## [The exercise]
Identify and reproduce every line holding the string "MEAP".

## [Material supplied]
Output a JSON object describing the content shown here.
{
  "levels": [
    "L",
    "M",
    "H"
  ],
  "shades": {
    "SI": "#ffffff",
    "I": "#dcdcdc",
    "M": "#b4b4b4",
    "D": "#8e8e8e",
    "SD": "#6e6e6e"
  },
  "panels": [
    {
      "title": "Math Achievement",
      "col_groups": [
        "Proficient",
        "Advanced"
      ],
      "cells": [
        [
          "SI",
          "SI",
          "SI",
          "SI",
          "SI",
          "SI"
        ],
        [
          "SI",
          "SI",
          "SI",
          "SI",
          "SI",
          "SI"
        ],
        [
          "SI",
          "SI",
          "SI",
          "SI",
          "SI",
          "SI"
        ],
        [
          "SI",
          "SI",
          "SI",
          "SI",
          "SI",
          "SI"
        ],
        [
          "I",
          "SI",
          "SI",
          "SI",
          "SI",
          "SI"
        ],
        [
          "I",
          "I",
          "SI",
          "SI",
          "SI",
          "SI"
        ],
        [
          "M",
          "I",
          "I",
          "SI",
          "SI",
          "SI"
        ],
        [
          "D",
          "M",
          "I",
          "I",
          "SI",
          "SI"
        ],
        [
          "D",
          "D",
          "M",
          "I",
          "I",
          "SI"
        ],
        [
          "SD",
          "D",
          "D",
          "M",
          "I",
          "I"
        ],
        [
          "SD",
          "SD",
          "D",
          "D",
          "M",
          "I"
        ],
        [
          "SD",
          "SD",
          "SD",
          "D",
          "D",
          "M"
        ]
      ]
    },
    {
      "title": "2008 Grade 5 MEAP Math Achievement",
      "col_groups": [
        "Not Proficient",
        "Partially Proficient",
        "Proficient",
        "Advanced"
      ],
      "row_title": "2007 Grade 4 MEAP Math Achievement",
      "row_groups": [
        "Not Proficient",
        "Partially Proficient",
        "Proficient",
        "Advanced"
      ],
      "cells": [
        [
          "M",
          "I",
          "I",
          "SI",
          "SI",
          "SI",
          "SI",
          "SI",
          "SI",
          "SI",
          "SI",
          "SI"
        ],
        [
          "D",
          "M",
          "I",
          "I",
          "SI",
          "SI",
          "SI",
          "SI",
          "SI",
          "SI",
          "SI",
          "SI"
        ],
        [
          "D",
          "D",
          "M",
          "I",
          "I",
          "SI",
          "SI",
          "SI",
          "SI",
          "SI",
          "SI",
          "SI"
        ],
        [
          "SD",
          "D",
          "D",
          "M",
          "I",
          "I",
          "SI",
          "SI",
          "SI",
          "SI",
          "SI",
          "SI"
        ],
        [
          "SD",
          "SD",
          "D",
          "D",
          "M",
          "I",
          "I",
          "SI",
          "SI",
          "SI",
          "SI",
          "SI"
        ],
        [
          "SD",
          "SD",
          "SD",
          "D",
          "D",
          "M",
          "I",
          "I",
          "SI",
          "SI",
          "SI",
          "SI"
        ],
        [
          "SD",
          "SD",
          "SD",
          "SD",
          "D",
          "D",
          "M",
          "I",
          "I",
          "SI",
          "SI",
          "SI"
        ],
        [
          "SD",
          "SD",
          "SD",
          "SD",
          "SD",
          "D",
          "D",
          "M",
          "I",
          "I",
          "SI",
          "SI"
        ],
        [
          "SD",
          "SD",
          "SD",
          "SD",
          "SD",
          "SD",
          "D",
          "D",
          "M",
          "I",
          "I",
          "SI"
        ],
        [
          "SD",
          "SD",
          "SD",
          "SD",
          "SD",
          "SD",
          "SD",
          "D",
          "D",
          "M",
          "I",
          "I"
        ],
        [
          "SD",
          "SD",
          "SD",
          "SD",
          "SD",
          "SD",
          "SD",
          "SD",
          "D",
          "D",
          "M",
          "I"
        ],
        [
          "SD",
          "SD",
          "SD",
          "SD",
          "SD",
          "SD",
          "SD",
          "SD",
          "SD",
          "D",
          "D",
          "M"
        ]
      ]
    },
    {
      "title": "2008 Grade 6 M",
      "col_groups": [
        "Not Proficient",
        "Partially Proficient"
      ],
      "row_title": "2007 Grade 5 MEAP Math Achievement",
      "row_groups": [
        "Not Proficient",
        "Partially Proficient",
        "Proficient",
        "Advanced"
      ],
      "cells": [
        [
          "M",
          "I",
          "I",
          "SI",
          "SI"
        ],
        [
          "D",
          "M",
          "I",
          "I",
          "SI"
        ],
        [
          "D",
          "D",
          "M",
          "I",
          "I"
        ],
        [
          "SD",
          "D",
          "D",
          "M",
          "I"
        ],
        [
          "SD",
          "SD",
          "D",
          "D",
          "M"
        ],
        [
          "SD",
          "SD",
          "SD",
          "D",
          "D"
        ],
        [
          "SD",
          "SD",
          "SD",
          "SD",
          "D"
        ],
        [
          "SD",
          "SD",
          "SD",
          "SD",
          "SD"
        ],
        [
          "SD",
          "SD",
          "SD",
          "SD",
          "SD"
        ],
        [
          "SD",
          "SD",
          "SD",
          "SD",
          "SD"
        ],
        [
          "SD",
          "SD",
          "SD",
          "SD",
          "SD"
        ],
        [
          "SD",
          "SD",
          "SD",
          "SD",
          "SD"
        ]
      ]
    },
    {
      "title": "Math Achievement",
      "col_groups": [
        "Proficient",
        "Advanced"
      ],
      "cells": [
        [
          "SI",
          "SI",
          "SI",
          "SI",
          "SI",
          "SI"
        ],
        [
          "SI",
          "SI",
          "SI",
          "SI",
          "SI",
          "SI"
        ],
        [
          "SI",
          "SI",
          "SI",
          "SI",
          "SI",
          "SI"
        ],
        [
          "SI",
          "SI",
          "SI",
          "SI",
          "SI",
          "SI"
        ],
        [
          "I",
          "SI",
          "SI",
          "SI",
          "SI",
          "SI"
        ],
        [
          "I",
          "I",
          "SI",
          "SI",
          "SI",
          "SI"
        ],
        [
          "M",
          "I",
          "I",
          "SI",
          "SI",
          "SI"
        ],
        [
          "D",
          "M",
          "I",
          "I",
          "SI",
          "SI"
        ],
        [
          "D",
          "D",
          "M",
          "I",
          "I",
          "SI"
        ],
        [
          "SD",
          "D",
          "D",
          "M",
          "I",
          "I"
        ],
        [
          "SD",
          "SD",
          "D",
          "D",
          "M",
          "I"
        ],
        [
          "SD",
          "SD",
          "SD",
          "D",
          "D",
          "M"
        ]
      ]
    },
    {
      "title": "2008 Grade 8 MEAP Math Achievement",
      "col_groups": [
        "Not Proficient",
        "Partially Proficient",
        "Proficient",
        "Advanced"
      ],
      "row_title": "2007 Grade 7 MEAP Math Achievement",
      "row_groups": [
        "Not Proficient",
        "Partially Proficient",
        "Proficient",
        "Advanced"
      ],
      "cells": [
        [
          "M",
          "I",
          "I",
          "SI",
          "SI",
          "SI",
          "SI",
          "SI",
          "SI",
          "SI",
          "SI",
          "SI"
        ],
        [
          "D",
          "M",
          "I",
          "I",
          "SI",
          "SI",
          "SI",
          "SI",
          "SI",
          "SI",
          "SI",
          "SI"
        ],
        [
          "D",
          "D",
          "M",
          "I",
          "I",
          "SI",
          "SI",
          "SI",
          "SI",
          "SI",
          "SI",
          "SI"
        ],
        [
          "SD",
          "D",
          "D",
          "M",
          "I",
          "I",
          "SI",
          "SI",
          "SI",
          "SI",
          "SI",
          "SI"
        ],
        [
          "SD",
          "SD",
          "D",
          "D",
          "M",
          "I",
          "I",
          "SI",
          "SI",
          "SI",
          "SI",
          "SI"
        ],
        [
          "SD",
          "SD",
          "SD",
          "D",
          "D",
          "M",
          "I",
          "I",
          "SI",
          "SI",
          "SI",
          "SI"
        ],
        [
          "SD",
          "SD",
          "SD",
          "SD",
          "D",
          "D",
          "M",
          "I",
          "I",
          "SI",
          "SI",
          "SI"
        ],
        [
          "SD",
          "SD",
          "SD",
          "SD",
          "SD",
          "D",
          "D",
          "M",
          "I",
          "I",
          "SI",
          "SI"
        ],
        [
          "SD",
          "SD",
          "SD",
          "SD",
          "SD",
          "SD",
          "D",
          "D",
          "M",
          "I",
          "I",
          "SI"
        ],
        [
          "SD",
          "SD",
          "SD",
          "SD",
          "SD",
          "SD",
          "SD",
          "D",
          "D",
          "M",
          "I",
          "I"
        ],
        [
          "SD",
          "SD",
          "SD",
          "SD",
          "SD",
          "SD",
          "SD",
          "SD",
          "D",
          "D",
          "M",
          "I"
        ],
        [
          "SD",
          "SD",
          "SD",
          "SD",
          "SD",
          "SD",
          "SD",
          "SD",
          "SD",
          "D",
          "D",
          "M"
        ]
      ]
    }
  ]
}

## [Response below]
      "title": "2008 Grade 5 MEAP Math Achievement",
      "row_title": "2007 Grade 4 MEAP Math Achievement",
      "row_title": "2007 Grade 5 MEAP Math Achievement",
      "title": "2008 Grade 8 MEAP Math Achievement",
      "row_title": "2007 Grade 7 MEAP Math Achievement",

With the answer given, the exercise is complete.